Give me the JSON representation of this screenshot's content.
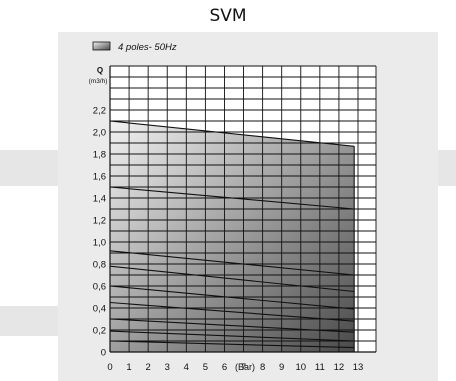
{
  "title": "SVM",
  "chart_data": {
    "type": "area",
    "title": "SVM",
    "legend": {
      "label": "4 poles- 50Hz",
      "placement": "top-left"
    },
    "y_unit_label_q": "Q",
    "y_unit_label": "(m3/h)",
    "x_unit_label": "(Bar)",
    "x_ticks": [
      "0",
      "1",
      "2",
      "3",
      "4",
      "5",
      "6",
      "7",
      "8",
      "9",
      "10",
      "11",
      "12",
      "13"
    ],
    "y_ticks": [
      "0",
      "0,2",
      "0,4",
      "0,6",
      "0,8",
      "1,0",
      "1,2",
      "1,4",
      "1,6",
      "1,8",
      "2,0",
      "2,2"
    ],
    "xlim": [
      0,
      13
    ],
    "ylim": [
      0,
      2.2
    ],
    "grid": true,
    "fill_color_top": "#f2f2f2",
    "fill_color_bottom": "#4a4a4a",
    "series": [
      {
        "x": [
          0,
          12.8
        ],
        "y": [
          0.1,
          0.04
        ]
      },
      {
        "x": [
          0,
          12.8
        ],
        "y": [
          0.19,
          0.1
        ]
      },
      {
        "x": [
          0,
          12.8
        ],
        "y": [
          0.3,
          0.18
        ]
      },
      {
        "x": [
          0,
          12.8
        ],
        "y": [
          0.45,
          0.28
        ]
      },
      {
        "x": [
          0,
          12.8
        ],
        "y": [
          0.6,
          0.39
        ]
      },
      {
        "x": [
          0,
          12.8
        ],
        "y": [
          0.78,
          0.55
        ]
      },
      {
        "x": [
          0,
          12.8
        ],
        "y": [
          0.92,
          0.7
        ]
      },
      {
        "x": [
          0,
          12.8
        ],
        "y": [
          1.5,
          1.3
        ]
      },
      {
        "x": [
          0,
          12.8
        ],
        "y": [
          2.1,
          1.87
        ]
      }
    ]
  }
}
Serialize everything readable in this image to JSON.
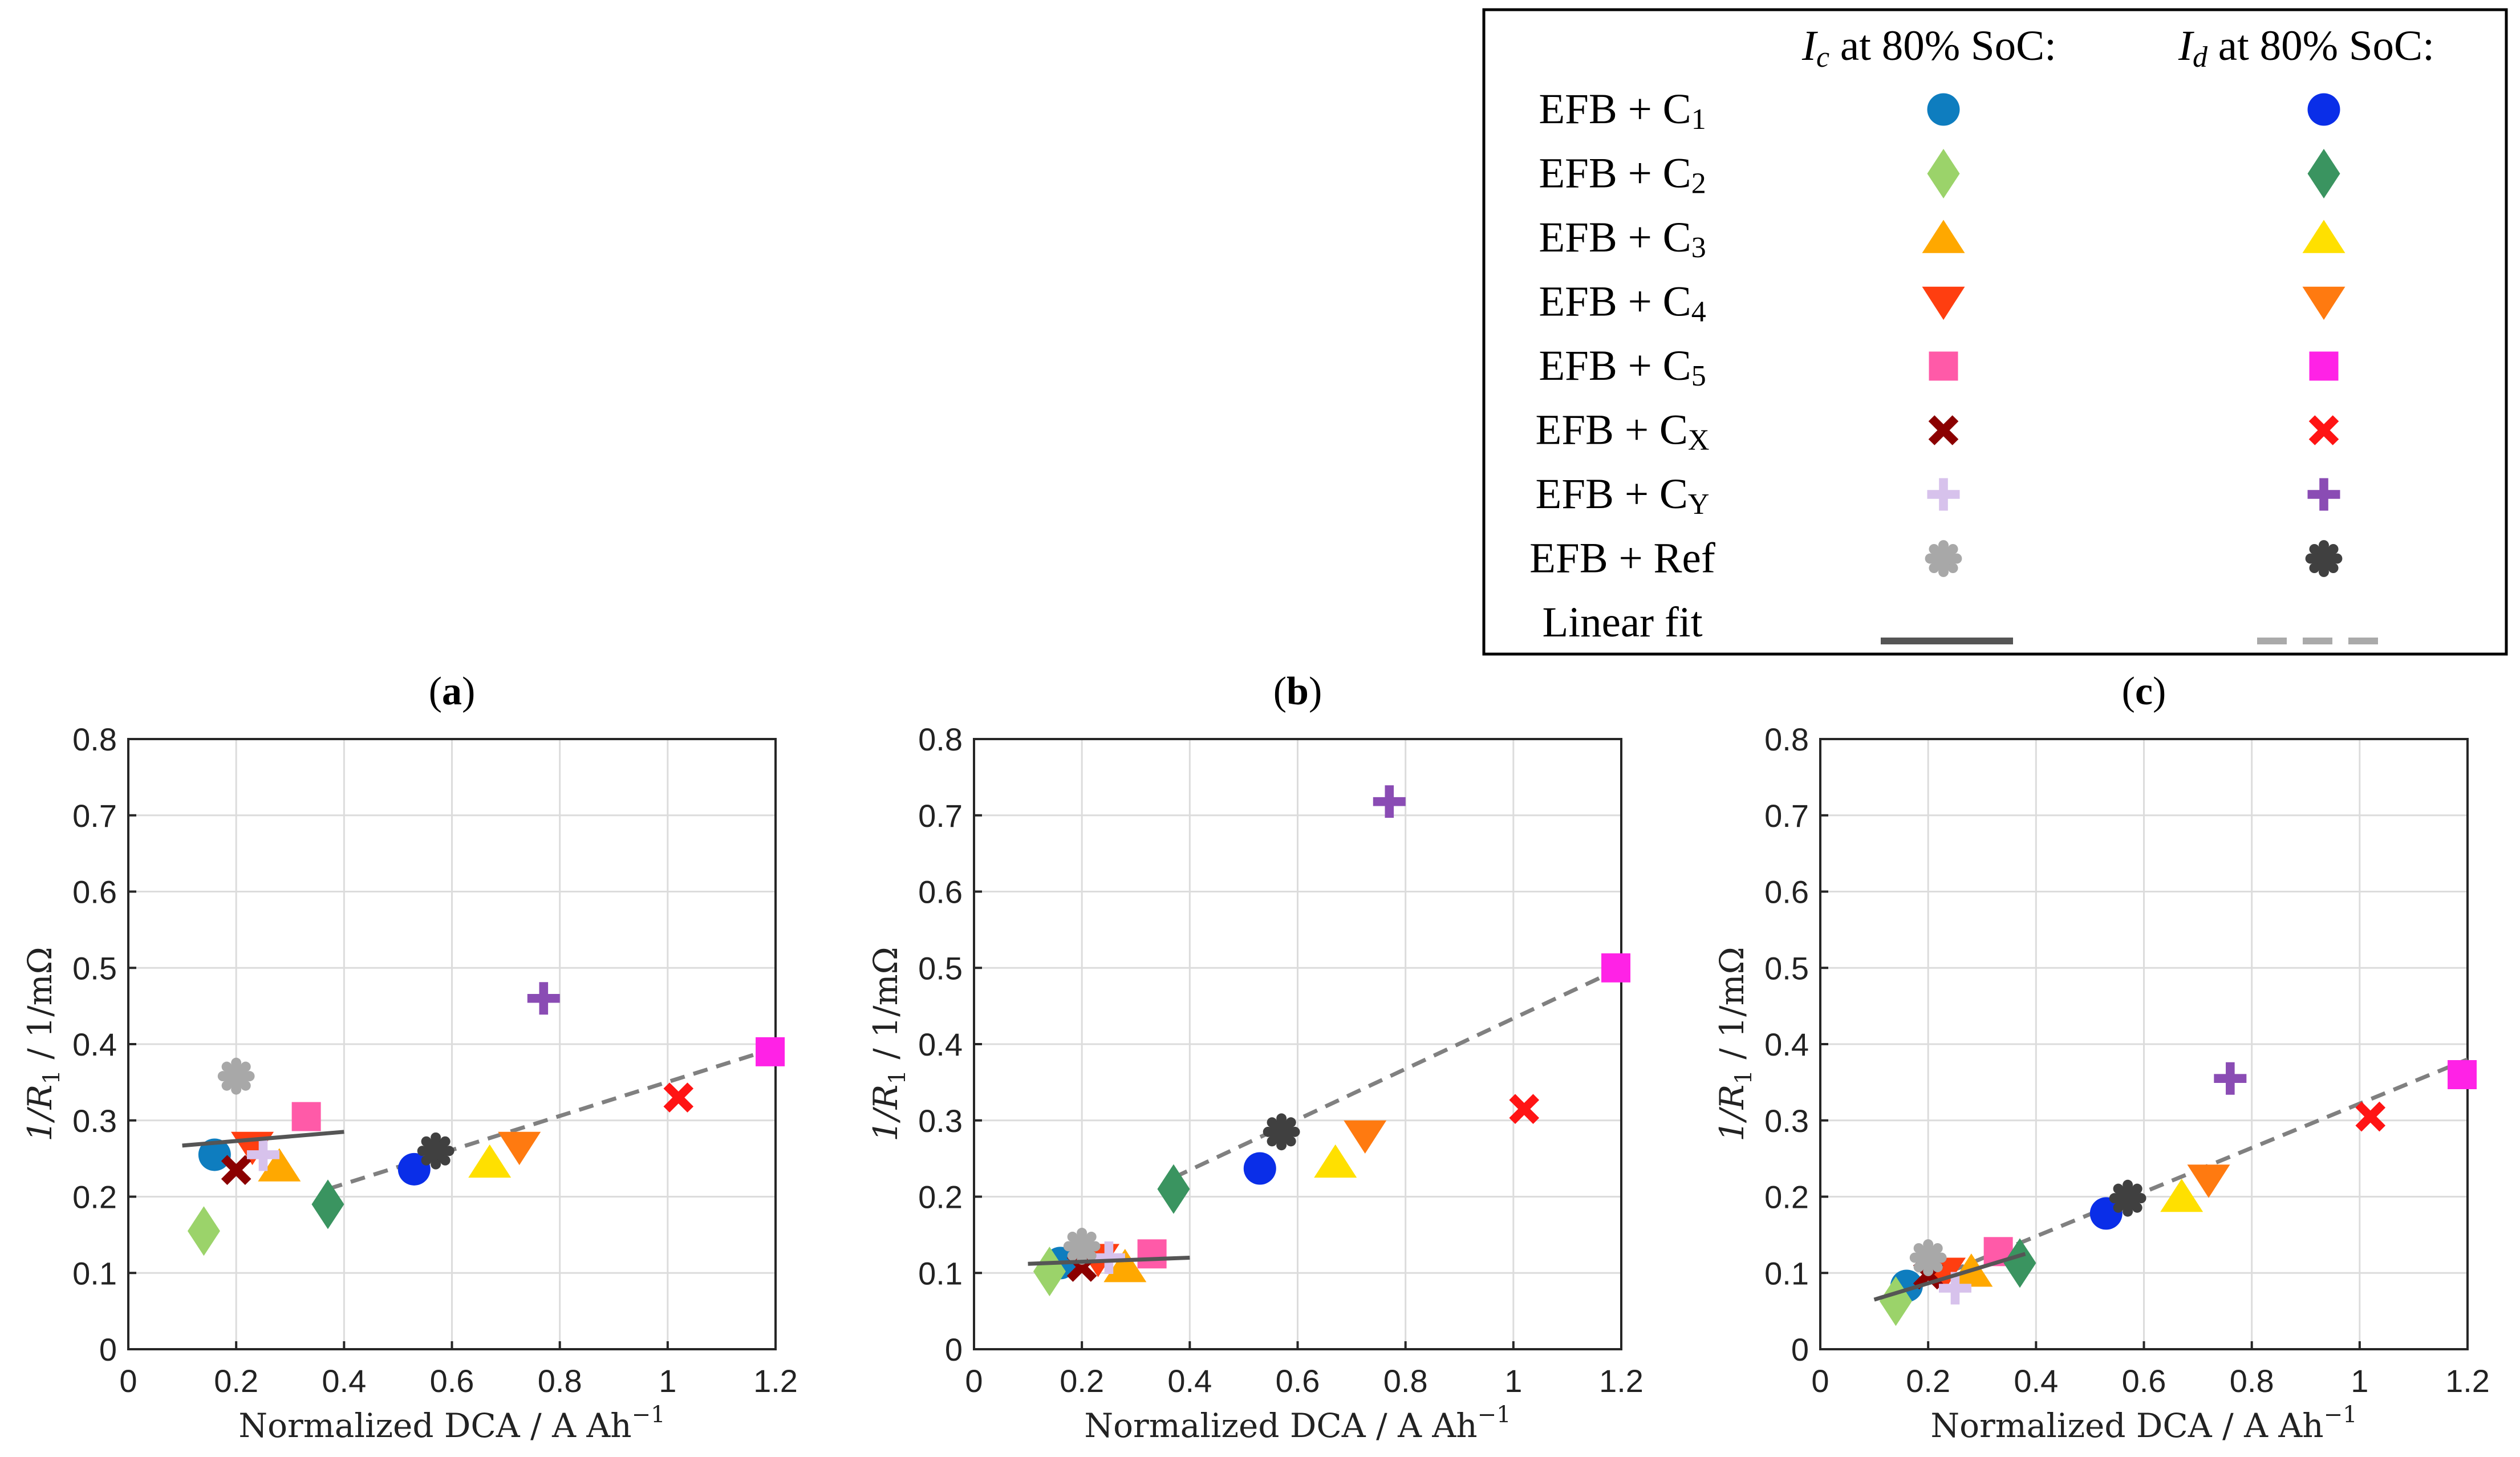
{
  "legend": {
    "col1_header_symbol": "I",
    "col1_header_sub": "c",
    "col1_header_text": " at 80% SoC:",
    "col2_header_symbol": "I",
    "col2_header_sub": "d",
    "col2_header_text": " at 80% SoC:",
    "rows": [
      {
        "prefix": "EFB + C",
        "sub": "1",
        "key": "C1"
      },
      {
        "prefix": "EFB + C",
        "sub": "2",
        "key": "C2"
      },
      {
        "prefix": "EFB + C",
        "sub": "3",
        "key": "C3"
      },
      {
        "prefix": "EFB + C",
        "sub": "4",
        "key": "C4"
      },
      {
        "prefix": "EFB + C",
        "sub": "5",
        "key": "C5"
      },
      {
        "prefix": "EFB + C",
        "sub": "X",
        "key": "CX"
      },
      {
        "prefix": "EFB + C",
        "sub": "Y",
        "key": "CY"
      },
      {
        "prefix": "EFB + Ref",
        "sub": "",
        "key": "Ref"
      }
    ],
    "fit_label": "Linear fit"
  },
  "series_style": {
    "C1": {
      "marker": "circle",
      "color_c": "#0e7dbf",
      "color_d": "#0a2ee8"
    },
    "C2": {
      "marker": "diamond",
      "color_c": "#9bd36a",
      "color_d": "#3a9460"
    },
    "C3": {
      "marker": "tri-up",
      "color_c": "#ffa800",
      "color_d": "#ffe000"
    },
    "C4": {
      "marker": "tri-down",
      "color_c": "#ff3e10",
      "color_d": "#ff7a10"
    },
    "C5": {
      "marker": "square",
      "color_c": "#ff5aa8",
      "color_d": "#ff22e6"
    },
    "CX": {
      "marker": "x",
      "color_c": "#8b0000",
      "color_d": "#ff1414"
    },
    "CY": {
      "marker": "plus",
      "color_c": "#d7c2ec",
      "color_d": "#8a4cb4"
    },
    "Ref": {
      "marker": "gear",
      "color_c": "#a8a8a8",
      "color_d": "#404040"
    },
    "fit_c_color": "#555555",
    "fit_d_color": "#808080"
  },
  "chart_data": [
    {
      "type": "scatter",
      "title": "a",
      "xlabel": "Normalized DCA / A Ah",
      "xlabel_sup": "−1",
      "ylabel": "1/R",
      "ylabel_sub": "1",
      "ylabel_rest": " / 1/mΩ",
      "xlim": [
        0,
        1.2
      ],
      "ylim": [
        0,
        0.8
      ],
      "xticks": [
        "0",
        "0.2",
        "0.4",
        "0.6",
        "0.8",
        "1",
        "1.2"
      ],
      "yticks": [
        "0",
        "0.1",
        "0.2",
        "0.3",
        "0.4",
        "0.5",
        "0.6",
        "0.7",
        "0.8"
      ],
      "grid": true,
      "charge": {
        "C1": [
          0.16,
          0.255
        ],
        "C2": [
          0.14,
          0.155
        ],
        "C3": [
          0.28,
          0.24
        ],
        "C4": [
          0.23,
          0.265
        ],
        "C5": [
          0.33,
          0.305
        ],
        "CX": [
          0.2,
          0.235
        ],
        "CY": [
          0.25,
          0.255
        ],
        "Ref": [
          0.2,
          0.358
        ]
      },
      "discharge": {
        "C1": [
          0.53,
          0.236
        ],
        "C2": [
          0.37,
          0.19
        ],
        "C3": [
          0.67,
          0.245
        ],
        "C4": [
          0.725,
          0.265
        ],
        "C5": [
          1.19,
          0.39
        ],
        "CX": [
          1.02,
          0.33
        ],
        "CY": [
          0.77,
          0.46
        ],
        "Ref": [
          0.57,
          0.26
        ]
      },
      "fit_charge": [
        [
          0.1,
          0.267
        ],
        [
          0.4,
          0.285
        ]
      ],
      "fit_discharge": [
        [
          0.37,
          0.21
        ],
        [
          1.2,
          0.395
        ]
      ]
    },
    {
      "type": "scatter",
      "title": "b",
      "xlabel": "Normalized DCA / A Ah",
      "xlabel_sup": "−1",
      "ylabel": "1/R",
      "ylabel_sub": "1",
      "ylabel_rest": " / 1/mΩ",
      "xlim": [
        0,
        1.2
      ],
      "ylim": [
        0,
        0.8
      ],
      "xticks": [
        "0",
        "0.2",
        "0.4",
        "0.6",
        "0.8",
        "1",
        "1.2"
      ],
      "yticks": [
        "0",
        "0.1",
        "0.2",
        "0.3",
        "0.4",
        "0.5",
        "0.6",
        "0.7",
        "0.8"
      ],
      "grid": true,
      "charge": {
        "C1": [
          0.16,
          0.113
        ],
        "C2": [
          0.14,
          0.102
        ],
        "C3": [
          0.28,
          0.108
        ],
        "C4": [
          0.23,
          0.118
        ],
        "C5": [
          0.33,
          0.125
        ],
        "CX": [
          0.2,
          0.108
        ],
        "CY": [
          0.25,
          0.12
        ],
        "Ref": [
          0.2,
          0.135
        ]
      },
      "discharge": {
        "C1": [
          0.53,
          0.237
        ],
        "C2": [
          0.37,
          0.21
        ],
        "C3": [
          0.67,
          0.245
        ],
        "C4": [
          0.725,
          0.28
        ],
        "C5": [
          1.19,
          0.5
        ],
        "CX": [
          1.02,
          0.315
        ],
        "CY": [
          0.77,
          0.718
        ],
        "Ref": [
          0.57,
          0.285
        ]
      },
      "fit_charge": [
        [
          0.1,
          0.112
        ],
        [
          0.4,
          0.12
        ]
      ],
      "fit_discharge": [
        [
          0.37,
          0.225
        ],
        [
          1.2,
          0.5
        ]
      ]
    },
    {
      "type": "scatter",
      "title": "c",
      "xlabel": "Normalized DCA / A Ah",
      "xlabel_sup": "−1",
      "ylabel": "1/R",
      "ylabel_sub": "1",
      "ylabel_rest": " / 1/mΩ",
      "xlim": [
        0,
        1.2
      ],
      "ylim": [
        0,
        0.8
      ],
      "xticks": [
        "0",
        "0.2",
        "0.4",
        "0.6",
        "0.8",
        "1",
        "1.2"
      ],
      "yticks": [
        "0",
        "0.1",
        "0.2",
        "0.3",
        "0.4",
        "0.5",
        "0.6",
        "0.7",
        "0.8"
      ],
      "grid": true,
      "charge": {
        "C1": [
          0.16,
          0.083
        ],
        "C2": [
          0.14,
          0.063
        ],
        "C3": [
          0.28,
          0.102
        ],
        "C4": [
          0.23,
          0.1
        ],
        "C5": [
          0.33,
          0.128
        ],
        "CX": [
          0.2,
          0.098
        ],
        "CY": [
          0.25,
          0.08
        ],
        "Ref": [
          0.2,
          0.12
        ]
      },
      "discharge": {
        "C1": [
          0.53,
          0.178
        ],
        "C2": [
          0.37,
          0.113
        ],
        "C3": [
          0.67,
          0.2
        ],
        "C4": [
          0.72,
          0.222
        ],
        "C5": [
          1.19,
          0.36
        ],
        "CX": [
          1.02,
          0.305
        ],
        "CY": [
          0.76,
          0.355
        ],
        "Ref": [
          0.57,
          0.198
        ]
      },
      "fit_charge": [
        [
          0.1,
          0.065
        ],
        [
          0.38,
          0.125
        ]
      ],
      "fit_discharge": [
        [
          0.2,
          0.09
        ],
        [
          1.2,
          0.38
        ]
      ]
    }
  ]
}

****************

Go through the entries above and count the lines containing the word "this"; give only that count.

2